### WRITTEN REQUEST
Give back the full material, exactly as it reads.

### DATASET EXCERPTS
⁂

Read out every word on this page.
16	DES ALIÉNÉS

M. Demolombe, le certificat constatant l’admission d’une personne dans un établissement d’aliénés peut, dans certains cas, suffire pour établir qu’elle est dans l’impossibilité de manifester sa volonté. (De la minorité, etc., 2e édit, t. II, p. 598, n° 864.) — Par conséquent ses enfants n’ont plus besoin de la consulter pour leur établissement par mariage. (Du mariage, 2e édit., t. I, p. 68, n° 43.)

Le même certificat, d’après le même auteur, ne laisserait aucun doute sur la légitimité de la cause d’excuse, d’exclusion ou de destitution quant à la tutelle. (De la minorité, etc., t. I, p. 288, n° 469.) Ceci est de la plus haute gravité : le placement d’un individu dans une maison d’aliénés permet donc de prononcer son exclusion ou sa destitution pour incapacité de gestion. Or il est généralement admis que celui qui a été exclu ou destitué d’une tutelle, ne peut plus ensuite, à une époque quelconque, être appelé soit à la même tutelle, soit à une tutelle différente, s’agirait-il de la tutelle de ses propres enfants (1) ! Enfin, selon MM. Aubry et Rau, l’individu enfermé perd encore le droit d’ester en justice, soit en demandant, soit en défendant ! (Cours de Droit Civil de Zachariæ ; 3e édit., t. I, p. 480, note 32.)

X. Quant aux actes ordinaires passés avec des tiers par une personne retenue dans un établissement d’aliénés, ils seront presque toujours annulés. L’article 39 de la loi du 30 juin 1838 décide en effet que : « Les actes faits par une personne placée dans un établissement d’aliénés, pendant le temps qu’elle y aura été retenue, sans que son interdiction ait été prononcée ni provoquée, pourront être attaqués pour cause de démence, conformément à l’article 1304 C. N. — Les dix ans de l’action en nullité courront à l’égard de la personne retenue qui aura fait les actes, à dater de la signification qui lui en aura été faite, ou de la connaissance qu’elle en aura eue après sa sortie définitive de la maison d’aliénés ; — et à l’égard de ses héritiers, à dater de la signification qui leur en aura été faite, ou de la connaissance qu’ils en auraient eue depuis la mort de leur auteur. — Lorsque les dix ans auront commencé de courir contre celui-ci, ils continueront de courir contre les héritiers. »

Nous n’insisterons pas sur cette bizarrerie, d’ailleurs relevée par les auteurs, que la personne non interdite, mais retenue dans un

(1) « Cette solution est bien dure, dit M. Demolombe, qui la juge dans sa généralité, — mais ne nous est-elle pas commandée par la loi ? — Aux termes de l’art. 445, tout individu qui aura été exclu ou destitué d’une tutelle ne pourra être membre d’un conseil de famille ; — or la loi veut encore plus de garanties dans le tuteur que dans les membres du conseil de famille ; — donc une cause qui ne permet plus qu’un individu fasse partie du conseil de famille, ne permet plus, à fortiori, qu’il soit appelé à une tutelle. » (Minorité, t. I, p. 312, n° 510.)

⁂

### SOLUTION
Read out every word on this page.
16	DES ALIÉNÉS

M. Demolombe, le certificat constatant l’admission d’une personne dans un établissement d’aliénés peut, dans certains cas, suffire pour établir qu’elle est dans l’impossibilité de manifester sa volonté. (De la minorité, etc., 2e édit, t. II, p. 598, n° 864.) — Par conséquent ses enfants n’ont plus besoin de la consulter pour leur établissement par mariage. (Du mariage, 2e édit., t. I, p. 68, n° 43.)

Le même certificat, d’après le même auteur, ne laisserait aucun doute sur la légitimité de la cause d’excuse, d’exclusion ou de destitution quant à la tutelle. (De la minorité, etc., t. I, p. 288, n° 469.) Ceci est de la plus haute gravité : le placement d’un individu dans une maison d’aliénés permet donc de prononcer son exclusion ou sa destitution pour incapacité de gestion. Or il est généralement admis que celui qui a été exclu ou destitué d’une tutelle, ne peut plus ensuite, à une époque quelconque, être appelé soit à la même tutelle, soit à une tutelle différente, s’agirait-il de la tutelle de ses propres enfants (1) ! Enfin, selon MM. Aubry et Rau, l’individu enfermé perd encore le droit d’ester en justice, soit en demandant, soit en défendant ! (Cours de Droit Civil de Zachariæ ; 3e édit., t. I, p. 480, note 32.)

X. Quant aux actes ordinaires passés avec des tiers par une personne retenue dans un établissement d’aliénés, ils seront presque toujours annulés. L’article 39 de la loi du 30 juin 1838 décide en effet que : « Les actes faits par une personne placée dans un établissement d’aliénés, pendant le temps qu’elle y aura été retenue, sans que son interdiction ait été prononcée ni provoquée, pourront être attaqués pour cause de démence, conformément à l’article 1304 C. N. — Les dix ans de l’action en nullité courront à l’égard de la personne retenue qui aura fait les actes, à dater de la signification qui lui en aura été faite, ou de la connaissance qu’elle en aura eue après sa sortie définitive de la maison d’aliénés ; — et à l’égard de ses héritiers, à dater de la signification qui leur en aura été faite, ou de la connaissance qu’ils en auraient eue depuis la mort de leur auteur. — Lorsque les dix ans auront commencé de courir contre celui-ci, ils continueront de courir contre les héritiers. »

Nous n’insisterons pas sur cette bizarrerie, d’ailleurs relevée par les auteurs, que la personne non interdite, mais retenue dans un

(1) « Cette solution est bien dure, dit M. Demolombe, qui la juge dans sa généralité, — mais ne nous est-elle pas commandée par la loi ? — Aux termes de l’art. 445, tout individu qui aura été exclu ou destitué d’une tutelle ne pourra être membre d’un conseil de famille ; — or la loi veut encore plus de garanties dans le tuteur que dans les membres du conseil de famille ; — donc une cause qui ne permet plus qu’un individu fasse partie du conseil de famille, ne permet plus, à fortiori, qu’il soit appelé à une tutelle. » (Minorité, t. I, p. 312, n° 510.)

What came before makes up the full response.